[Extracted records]
********************

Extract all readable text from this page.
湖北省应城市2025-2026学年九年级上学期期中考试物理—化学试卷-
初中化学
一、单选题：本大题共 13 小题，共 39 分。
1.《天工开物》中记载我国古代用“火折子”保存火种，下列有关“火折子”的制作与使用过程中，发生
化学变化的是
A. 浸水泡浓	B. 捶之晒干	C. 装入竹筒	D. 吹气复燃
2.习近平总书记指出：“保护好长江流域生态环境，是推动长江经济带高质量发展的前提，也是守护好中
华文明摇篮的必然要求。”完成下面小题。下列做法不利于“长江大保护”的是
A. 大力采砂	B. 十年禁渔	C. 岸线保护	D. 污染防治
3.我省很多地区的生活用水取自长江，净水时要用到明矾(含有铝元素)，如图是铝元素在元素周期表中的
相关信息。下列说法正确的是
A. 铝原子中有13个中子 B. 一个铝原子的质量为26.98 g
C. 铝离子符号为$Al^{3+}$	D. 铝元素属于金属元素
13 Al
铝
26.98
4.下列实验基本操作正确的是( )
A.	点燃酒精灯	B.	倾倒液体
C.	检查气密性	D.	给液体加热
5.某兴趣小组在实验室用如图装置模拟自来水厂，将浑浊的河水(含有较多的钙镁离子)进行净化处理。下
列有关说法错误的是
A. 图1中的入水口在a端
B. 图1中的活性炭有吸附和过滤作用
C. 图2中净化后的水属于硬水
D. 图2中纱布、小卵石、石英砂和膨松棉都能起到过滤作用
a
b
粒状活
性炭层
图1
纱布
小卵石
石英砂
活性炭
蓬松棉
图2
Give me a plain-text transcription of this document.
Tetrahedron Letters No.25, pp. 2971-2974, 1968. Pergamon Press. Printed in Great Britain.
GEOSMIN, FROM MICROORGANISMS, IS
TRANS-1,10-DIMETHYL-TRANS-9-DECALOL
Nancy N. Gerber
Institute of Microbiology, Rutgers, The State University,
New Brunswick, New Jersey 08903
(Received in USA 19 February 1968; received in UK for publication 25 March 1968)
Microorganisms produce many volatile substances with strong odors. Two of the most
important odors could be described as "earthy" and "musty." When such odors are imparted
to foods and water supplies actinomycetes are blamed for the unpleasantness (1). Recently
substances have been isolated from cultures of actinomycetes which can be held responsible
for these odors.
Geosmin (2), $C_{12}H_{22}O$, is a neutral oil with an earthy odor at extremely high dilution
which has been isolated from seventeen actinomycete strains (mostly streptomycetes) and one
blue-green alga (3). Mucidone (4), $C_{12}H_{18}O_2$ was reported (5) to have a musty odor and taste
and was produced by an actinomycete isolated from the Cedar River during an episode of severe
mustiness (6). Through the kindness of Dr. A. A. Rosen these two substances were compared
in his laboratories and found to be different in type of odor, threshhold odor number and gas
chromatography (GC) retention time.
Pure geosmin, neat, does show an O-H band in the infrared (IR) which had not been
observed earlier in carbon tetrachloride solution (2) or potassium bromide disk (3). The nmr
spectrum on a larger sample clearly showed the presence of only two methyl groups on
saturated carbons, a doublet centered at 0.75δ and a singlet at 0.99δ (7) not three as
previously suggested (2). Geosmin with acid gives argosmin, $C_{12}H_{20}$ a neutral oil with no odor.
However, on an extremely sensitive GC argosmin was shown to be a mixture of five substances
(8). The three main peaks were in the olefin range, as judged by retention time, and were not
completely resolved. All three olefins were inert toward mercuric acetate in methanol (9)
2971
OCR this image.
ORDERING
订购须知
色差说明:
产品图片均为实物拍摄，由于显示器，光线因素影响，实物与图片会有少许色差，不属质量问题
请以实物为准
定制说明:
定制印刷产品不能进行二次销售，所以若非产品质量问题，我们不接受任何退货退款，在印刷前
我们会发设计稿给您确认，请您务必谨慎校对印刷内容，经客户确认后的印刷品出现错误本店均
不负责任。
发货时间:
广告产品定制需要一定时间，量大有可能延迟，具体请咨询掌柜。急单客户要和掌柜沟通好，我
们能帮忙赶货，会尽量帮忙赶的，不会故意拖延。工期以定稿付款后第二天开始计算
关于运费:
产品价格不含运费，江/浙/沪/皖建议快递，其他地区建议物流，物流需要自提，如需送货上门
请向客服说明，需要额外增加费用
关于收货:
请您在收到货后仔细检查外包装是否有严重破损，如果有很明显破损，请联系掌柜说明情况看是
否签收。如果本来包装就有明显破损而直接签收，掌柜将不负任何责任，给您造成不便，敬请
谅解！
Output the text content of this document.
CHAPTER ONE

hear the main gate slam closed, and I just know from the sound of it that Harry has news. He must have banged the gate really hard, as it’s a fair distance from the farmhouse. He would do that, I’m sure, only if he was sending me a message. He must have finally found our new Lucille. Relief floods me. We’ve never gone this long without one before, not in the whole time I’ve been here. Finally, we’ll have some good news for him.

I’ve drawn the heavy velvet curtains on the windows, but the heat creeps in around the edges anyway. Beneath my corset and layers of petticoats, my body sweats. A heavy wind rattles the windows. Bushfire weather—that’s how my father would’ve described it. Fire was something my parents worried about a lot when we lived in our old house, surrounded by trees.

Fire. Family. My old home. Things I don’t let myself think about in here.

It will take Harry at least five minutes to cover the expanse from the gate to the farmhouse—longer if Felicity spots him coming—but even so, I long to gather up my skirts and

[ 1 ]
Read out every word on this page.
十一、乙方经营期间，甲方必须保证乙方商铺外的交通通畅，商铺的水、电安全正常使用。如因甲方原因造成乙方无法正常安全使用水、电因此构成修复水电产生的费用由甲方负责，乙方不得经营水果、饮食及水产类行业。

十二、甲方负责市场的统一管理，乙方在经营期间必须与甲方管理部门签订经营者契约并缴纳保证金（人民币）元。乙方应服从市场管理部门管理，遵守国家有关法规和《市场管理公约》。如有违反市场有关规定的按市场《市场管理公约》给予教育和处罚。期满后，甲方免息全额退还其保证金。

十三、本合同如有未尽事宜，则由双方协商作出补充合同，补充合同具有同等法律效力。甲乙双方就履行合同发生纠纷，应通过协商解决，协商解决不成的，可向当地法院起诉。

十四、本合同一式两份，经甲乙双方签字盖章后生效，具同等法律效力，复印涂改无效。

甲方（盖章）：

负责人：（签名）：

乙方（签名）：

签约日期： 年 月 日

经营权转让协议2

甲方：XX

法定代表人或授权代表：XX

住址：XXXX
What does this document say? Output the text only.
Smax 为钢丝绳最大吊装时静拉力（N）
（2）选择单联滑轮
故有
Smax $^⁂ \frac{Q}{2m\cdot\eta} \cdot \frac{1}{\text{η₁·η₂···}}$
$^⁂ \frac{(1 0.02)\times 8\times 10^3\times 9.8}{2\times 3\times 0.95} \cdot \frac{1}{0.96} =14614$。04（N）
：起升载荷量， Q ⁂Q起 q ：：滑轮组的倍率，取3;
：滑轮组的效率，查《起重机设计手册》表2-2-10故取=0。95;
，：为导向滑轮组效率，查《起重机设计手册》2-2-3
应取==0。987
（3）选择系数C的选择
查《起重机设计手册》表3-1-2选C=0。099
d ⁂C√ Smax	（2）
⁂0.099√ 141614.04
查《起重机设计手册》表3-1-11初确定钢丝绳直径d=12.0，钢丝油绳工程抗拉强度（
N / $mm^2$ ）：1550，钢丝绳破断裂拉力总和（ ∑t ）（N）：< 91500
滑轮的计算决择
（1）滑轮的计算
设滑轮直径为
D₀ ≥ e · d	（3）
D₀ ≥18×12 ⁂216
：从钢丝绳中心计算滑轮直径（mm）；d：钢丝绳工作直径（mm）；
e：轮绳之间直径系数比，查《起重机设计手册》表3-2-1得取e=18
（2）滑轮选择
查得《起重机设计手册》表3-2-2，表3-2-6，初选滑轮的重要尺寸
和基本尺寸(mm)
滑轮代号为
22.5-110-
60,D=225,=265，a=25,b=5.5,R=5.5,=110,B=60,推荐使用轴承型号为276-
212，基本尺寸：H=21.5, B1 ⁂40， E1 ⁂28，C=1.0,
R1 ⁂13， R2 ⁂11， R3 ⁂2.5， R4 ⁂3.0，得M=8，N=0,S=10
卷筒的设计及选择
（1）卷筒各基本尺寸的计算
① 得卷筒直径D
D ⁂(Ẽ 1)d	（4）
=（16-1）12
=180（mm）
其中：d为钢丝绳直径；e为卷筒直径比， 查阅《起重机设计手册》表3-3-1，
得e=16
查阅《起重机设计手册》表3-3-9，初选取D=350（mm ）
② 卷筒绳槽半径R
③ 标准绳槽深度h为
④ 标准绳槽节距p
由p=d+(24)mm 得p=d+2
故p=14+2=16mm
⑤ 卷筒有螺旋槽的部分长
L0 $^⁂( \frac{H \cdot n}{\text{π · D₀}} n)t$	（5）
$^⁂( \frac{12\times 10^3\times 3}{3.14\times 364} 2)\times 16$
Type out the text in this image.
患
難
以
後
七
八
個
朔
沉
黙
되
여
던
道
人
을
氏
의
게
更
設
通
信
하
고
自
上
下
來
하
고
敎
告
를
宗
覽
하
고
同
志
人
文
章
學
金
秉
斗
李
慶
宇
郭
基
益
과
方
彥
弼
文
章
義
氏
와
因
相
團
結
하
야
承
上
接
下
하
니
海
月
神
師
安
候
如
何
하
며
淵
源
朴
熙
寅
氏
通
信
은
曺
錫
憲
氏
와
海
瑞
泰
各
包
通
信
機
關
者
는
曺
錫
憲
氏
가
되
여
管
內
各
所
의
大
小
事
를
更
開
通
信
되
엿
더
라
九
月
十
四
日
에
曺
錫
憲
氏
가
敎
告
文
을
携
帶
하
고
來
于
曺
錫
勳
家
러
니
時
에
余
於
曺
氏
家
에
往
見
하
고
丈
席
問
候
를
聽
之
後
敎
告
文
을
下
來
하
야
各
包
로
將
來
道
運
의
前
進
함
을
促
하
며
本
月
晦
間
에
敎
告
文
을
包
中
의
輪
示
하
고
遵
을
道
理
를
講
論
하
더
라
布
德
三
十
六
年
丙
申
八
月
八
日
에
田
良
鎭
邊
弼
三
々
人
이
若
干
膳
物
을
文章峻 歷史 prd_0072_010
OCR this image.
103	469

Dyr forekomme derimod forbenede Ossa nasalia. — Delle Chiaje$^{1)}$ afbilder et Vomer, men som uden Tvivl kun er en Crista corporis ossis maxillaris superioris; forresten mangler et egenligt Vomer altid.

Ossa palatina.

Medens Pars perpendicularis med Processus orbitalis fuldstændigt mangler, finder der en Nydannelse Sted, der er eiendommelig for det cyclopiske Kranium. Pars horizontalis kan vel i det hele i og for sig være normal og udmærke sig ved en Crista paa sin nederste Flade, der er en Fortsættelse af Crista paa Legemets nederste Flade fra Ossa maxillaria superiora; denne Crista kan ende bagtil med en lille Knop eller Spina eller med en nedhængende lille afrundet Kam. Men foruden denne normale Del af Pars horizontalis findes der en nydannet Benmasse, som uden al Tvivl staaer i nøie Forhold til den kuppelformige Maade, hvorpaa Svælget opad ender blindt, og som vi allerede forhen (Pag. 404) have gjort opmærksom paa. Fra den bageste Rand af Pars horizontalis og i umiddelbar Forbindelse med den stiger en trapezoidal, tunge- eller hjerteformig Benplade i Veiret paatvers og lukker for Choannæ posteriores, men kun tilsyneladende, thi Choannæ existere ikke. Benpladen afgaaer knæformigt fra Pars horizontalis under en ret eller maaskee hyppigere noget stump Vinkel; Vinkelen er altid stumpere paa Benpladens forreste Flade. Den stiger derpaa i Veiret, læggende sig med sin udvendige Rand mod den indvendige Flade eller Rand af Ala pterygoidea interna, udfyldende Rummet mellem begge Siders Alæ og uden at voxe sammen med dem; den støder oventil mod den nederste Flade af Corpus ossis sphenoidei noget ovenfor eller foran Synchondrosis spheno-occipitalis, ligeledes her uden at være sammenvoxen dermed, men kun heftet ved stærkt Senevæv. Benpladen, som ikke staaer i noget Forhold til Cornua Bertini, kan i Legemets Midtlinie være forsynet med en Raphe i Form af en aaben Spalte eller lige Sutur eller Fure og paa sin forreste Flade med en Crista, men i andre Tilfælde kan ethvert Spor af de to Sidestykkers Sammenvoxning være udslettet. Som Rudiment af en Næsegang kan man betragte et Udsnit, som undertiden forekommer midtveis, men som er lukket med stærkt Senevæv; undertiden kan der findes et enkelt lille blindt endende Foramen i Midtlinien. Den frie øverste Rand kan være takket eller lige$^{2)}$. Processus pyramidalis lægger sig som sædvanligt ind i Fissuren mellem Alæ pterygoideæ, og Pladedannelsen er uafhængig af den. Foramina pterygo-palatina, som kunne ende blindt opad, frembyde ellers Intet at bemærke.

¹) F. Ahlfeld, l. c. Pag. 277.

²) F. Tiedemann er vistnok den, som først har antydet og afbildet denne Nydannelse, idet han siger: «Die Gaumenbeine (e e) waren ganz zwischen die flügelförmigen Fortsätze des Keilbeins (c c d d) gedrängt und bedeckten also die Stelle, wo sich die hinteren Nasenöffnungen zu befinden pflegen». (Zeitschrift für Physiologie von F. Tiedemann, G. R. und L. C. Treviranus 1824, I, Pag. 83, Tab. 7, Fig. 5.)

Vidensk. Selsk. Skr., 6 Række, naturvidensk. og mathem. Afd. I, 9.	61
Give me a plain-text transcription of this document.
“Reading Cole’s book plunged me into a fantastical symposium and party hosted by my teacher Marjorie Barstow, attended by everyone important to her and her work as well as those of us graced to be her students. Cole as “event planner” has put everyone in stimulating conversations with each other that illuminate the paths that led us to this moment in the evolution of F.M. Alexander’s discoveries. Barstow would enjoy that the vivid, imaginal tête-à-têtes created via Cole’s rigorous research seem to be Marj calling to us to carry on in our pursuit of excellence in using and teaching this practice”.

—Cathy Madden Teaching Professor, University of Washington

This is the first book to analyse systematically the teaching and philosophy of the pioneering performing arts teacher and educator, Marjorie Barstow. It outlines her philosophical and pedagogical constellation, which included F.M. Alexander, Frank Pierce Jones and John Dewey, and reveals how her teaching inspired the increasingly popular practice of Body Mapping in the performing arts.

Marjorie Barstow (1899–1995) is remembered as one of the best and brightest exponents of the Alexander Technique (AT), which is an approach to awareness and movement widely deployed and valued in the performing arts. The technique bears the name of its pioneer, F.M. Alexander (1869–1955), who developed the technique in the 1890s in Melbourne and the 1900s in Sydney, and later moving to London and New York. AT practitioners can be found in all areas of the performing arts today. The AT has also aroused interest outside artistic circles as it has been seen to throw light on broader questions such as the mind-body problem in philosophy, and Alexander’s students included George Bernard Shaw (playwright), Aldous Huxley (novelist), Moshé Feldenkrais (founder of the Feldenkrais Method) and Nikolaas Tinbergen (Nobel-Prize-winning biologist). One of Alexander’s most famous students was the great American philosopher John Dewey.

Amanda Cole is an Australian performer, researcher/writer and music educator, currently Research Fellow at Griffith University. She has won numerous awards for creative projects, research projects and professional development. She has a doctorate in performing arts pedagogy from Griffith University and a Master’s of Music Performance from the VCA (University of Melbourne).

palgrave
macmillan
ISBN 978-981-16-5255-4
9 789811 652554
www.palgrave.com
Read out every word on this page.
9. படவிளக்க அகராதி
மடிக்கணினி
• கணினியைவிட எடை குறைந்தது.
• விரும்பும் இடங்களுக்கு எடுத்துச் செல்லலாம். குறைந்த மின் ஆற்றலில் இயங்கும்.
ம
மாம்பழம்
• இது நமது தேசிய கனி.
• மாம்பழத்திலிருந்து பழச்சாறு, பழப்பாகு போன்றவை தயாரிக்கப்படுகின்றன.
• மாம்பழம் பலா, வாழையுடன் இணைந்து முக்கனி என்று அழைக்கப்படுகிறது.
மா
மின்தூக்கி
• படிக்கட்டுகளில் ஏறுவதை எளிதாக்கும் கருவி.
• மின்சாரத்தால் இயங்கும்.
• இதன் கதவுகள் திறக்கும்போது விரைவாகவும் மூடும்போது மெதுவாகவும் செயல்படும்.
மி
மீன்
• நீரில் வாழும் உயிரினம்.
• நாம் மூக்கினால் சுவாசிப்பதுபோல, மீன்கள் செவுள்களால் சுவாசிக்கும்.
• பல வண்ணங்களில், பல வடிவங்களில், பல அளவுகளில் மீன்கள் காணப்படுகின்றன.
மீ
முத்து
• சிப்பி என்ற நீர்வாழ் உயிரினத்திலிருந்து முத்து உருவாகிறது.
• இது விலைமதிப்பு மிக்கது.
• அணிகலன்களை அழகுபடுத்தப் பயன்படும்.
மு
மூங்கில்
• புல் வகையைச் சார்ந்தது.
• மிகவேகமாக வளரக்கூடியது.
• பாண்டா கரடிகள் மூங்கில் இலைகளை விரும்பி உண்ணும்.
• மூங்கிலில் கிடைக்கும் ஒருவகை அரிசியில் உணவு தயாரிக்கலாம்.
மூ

********************

# AIM OF THE EXERCISE
Where a line of the material above holds the string "isolated", copy that line.

# EXERCISE SOLUTION
substances have been isolated from cultures of actinomycetes which can be held responsible
which has been isolated from seventeen actinomycete strains (mostly streptomycetes) and one
and was produced by an actinomycete isolated from the Cedar River during an episode of severe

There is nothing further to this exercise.